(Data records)
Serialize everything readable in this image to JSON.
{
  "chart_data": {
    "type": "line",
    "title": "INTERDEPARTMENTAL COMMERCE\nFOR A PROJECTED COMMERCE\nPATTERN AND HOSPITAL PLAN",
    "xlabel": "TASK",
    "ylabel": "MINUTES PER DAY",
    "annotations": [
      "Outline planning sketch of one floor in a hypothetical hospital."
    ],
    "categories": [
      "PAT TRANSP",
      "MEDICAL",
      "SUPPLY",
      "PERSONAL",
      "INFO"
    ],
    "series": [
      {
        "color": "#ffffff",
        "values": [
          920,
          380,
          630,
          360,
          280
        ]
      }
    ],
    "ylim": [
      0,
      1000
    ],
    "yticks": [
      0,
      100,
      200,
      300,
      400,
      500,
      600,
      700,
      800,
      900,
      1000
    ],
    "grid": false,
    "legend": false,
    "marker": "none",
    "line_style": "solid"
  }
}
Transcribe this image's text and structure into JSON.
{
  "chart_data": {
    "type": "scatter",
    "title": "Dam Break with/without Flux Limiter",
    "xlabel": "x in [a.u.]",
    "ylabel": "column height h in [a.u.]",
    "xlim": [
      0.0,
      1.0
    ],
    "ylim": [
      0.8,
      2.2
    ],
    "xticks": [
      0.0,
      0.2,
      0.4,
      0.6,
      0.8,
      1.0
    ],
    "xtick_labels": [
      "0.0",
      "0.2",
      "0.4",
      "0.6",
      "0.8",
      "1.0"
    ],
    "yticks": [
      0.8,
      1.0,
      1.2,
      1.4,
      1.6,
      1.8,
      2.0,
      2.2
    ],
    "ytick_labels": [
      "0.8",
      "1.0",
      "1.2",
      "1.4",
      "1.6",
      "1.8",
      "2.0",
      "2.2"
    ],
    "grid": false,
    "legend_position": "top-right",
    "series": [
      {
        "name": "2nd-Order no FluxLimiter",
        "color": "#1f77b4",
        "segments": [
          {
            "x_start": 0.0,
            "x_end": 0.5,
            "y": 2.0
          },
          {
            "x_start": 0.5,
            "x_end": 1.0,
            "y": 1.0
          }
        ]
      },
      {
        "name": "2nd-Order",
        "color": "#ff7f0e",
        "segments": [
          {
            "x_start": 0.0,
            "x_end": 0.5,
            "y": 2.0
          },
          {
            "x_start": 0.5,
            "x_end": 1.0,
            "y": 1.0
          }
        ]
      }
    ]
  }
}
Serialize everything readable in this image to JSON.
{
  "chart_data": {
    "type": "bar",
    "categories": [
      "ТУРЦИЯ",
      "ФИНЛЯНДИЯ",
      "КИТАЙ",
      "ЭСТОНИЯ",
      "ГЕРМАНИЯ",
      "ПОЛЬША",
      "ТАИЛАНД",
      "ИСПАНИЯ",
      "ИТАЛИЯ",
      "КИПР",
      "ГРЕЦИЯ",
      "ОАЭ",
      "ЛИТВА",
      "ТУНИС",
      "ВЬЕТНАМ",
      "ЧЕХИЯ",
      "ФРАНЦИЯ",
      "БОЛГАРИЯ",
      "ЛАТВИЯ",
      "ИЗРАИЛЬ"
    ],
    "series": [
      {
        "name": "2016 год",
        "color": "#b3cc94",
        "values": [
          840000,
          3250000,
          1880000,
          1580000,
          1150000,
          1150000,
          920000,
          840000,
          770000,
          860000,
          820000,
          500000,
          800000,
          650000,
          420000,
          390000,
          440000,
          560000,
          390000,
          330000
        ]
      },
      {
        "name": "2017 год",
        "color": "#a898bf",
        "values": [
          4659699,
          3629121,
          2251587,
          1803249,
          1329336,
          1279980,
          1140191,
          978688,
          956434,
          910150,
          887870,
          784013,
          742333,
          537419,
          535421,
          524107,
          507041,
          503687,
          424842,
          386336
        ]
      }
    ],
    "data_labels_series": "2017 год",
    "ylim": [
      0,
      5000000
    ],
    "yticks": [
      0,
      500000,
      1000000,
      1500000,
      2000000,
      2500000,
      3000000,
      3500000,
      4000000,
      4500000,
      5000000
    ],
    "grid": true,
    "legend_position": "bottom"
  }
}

> **INSTRUCTION**
Write out the entire listing exactly.

> **CORRECT RESPONSE**
Serialize everything readable in this image to JSON.
{
  "chart_data": {
    "type": "line",
    "title": "INTERDEPARTMENTAL COMMERCE\nFOR A PROJECTED COMMERCE\nPATTERN AND HOSPITAL PLAN",
    "xlabel": "TASK",
    "ylabel": "MINUTES PER DAY",
    "annotations": [
      "Outline planning sketch of one floor in a hypothetical hospital."
    ],
    "categories": [
      "PAT TRANSP",
      "MEDICAL",
      "SUPPLY",
      "PERSONAL",
      "INFO"
    ],
    "series": [
      {
        "color": "#ffffff",
        "values": [
          920,
          380,
          630,
          360,
          280
        ]
      }
    ],
    "ylim": [
      0,
      1000
    ],
    "yticks": [
      0,
      100,
      200,
      300,
      400,
      500,
      600,
      700,
      800,
      900,
      1000
    ],
    "grid": false,
    "legend": false,
    "marker": "none",
    "line_style": "solid"
  }
}
Transcribe this image's text and structure into JSON.
{
  "chart_data": {
    "type": "scatter",
    "title": "Dam Break with/without Flux Limiter",
    "xlabel": "x in [a.u.]",
    "ylabel": "column height h in [a.u.]",
    "xlim": [
      0.0,
      1.0
    ],
    "ylim": [
      0.8,
      2.2
    ],
    "xticks": [
      0.0,
      0.2,
      0.4,
      0.6,
      0.8,
      1.0
    ],
    "xtick_labels": [
      "0.0",
      "0.2",
      "0.4",
      "0.6",
      "0.8",
      "1.0"
    ],
    "yticks": [
      0.8,
      1.0,
      1.2,
      1.4,
      1.6,
      1.8,
      2.0,
      2.2
    ],
    "ytick_labels": [
      "0.8",
      "1.0",
      "1.2",
      "1.4",
      "1.6",
      "1.8",
      "2.0",
      "2.2"
    ],
    "grid": false,
    "legend_position": "top-right",
    "series": [
      {
        "name": "2nd-Order no FluxLimiter",
        "color": "#1f77b4",
        "segments": [
          {
            "x_start": 0.0,
            "x_end": 0.5,
            "y": 2.0
          },
          {
            "x_start": 0.5,
            "x_end": 1.0,
            "y": 1.0
          }
        ]
      },
      {
        "name": "2nd-Order",
        "color": "#ff7f0e",
        "segments": [
          {
            "x_start": 0.0,
            "x_end": 0.5,
            "y": 2.0
          },
          {
            "x_start": 0.5,
            "x_end": 1.0,
            "y": 1.0
          }
        ]
      }
    ]
  }
}
Serialize everything readable in this image to JSON.
{
  "chart_data": {
    "type": "bar",
    "categories": [
      "ТУРЦИЯ",
      "ФИНЛЯНДИЯ",
      "КИТАЙ",
      "ЭСТОНИЯ",
      "ГЕРМАНИЯ",
      "ПОЛЬША",
      "ТАИЛАНД",
      "ИСПАНИЯ",
      "ИТАЛИЯ",
      "КИПР",
      "ГРЕЦИЯ",
      "ОАЭ",
      "ЛИТВА",
      "ТУНИС",
      "ВЬЕТНАМ",
      "ЧЕХИЯ",
      "ФРАНЦИЯ",
      "БОЛГАРИЯ",
      "ЛАТВИЯ",
      "ИЗРАИЛЬ"
    ],
    "series": [
      {
        "name": "2016 год",
        "color": "#b3cc94",
        "values": [
          840000,
          3250000,
          1880000,
          1580000,
          1150000,
          1150000,
          920000,
          840000,
          770000,
          860000,
          820000,
          500000,
          800000,
          650000,
          420000,
          390000,
          440000,
          560000,
          390000,
          330000
        ]
      },
      {
        "name": "2017 год",
        "color": "#a898bf",
        "values": [
          4659699,
          3629121,
          2251587,
          1803249,
          1329336,
          1279980,
          1140191,
          978688,
          956434,
          910150,
          887870,
          784013,
          742333,
          537419,
          535421,
          524107,
          507041,
          503687,
          424842,
          386336
        ]
      }
    ],
    "data_labels_series": "2017 год",
    "ylim": [
      0,
      5000000
    ],
    "yticks": [
      0,
      500000,
      1000000,
      1500000,
      2000000,
      2500000,
      3000000,
      3500000,
      4000000,
      4500000,
      5000000
    ],
    "grid": true,
    "legend_position": "bottom"
  }
}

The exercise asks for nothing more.